[Saved entries]
□ □ □ □ □ □ □

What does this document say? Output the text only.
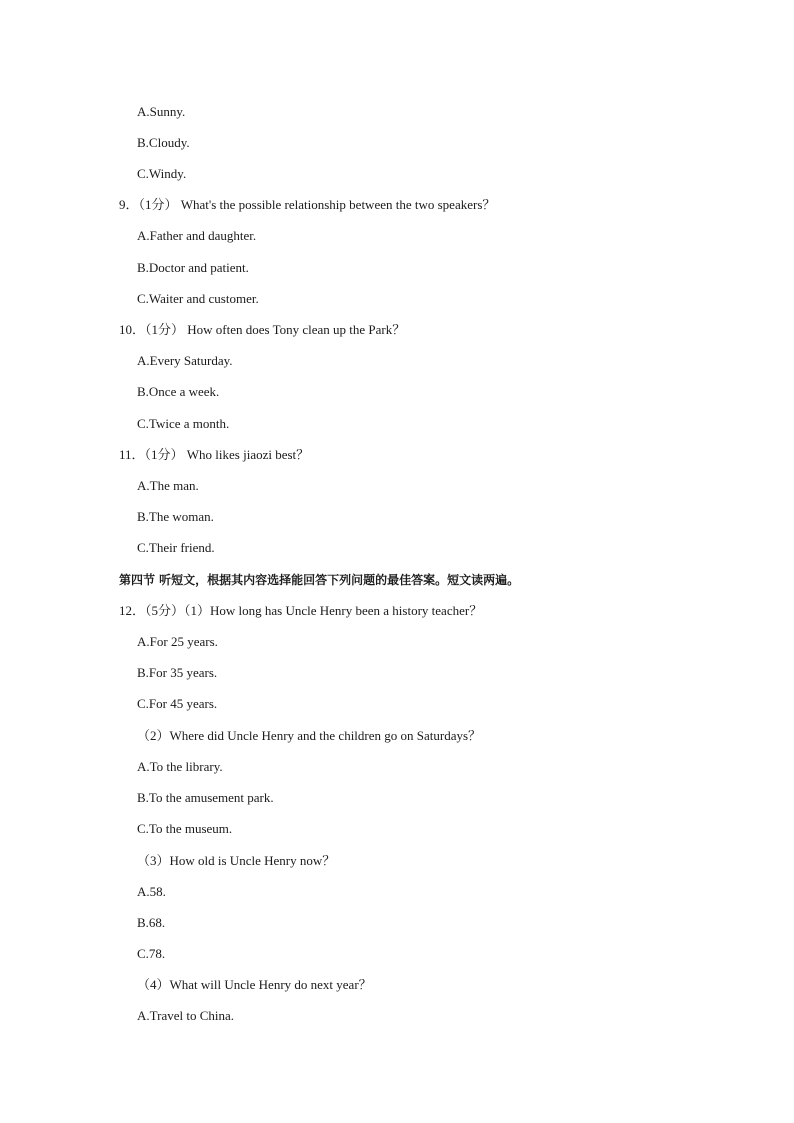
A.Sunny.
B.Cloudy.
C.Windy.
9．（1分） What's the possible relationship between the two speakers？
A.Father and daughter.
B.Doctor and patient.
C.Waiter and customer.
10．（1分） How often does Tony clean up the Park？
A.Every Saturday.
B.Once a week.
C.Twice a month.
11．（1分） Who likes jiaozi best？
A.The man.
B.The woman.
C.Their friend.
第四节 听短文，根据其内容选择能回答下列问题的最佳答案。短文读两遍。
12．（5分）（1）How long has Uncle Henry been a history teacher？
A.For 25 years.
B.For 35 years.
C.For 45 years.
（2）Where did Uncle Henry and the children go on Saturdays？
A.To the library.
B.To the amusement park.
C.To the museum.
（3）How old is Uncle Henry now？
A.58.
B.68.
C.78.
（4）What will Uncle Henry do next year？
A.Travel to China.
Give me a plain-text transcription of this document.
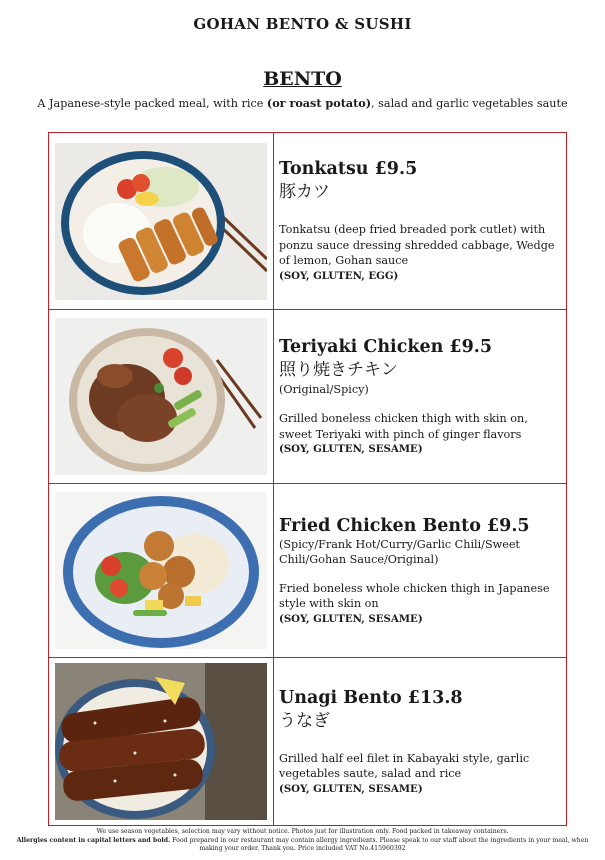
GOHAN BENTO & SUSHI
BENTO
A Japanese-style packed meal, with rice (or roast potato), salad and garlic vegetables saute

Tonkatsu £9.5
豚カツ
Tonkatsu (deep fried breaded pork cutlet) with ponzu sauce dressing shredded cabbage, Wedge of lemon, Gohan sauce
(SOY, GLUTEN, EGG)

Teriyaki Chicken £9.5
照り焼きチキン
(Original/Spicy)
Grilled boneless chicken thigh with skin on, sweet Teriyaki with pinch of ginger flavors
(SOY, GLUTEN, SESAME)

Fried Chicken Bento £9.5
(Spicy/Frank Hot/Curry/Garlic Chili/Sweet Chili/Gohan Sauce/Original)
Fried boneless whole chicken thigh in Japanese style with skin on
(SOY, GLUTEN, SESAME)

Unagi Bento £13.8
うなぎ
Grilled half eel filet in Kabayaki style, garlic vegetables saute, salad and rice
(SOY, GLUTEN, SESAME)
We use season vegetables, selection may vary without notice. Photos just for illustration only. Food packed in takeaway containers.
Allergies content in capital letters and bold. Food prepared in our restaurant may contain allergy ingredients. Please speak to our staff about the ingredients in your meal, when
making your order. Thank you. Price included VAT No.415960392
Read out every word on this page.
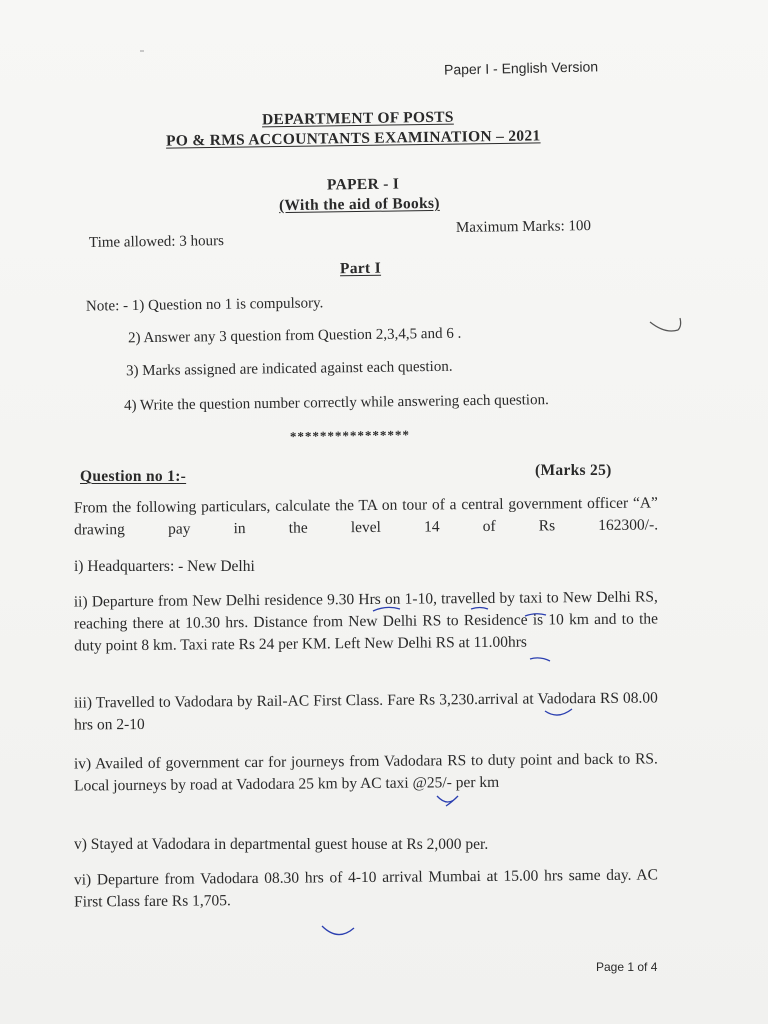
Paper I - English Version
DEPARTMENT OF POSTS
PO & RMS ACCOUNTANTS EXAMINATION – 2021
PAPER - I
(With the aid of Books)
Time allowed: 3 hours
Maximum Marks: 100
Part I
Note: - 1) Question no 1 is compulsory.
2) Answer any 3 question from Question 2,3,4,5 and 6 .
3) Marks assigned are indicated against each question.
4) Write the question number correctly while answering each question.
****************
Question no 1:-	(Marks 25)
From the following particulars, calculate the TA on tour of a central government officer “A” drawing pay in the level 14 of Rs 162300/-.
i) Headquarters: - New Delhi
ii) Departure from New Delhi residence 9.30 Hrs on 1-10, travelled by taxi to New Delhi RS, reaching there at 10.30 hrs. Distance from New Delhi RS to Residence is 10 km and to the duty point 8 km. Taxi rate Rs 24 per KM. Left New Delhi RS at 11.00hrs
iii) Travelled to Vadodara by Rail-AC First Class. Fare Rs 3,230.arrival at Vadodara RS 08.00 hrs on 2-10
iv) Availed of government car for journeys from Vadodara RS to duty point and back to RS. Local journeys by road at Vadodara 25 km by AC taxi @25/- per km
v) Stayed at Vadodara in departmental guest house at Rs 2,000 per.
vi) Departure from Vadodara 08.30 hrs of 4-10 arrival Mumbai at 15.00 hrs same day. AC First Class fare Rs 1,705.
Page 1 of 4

□ □ □ □ □ □ □

- _Work to do_
Tally the lines containing "style". Provide the number without any other words.

- _The output_
3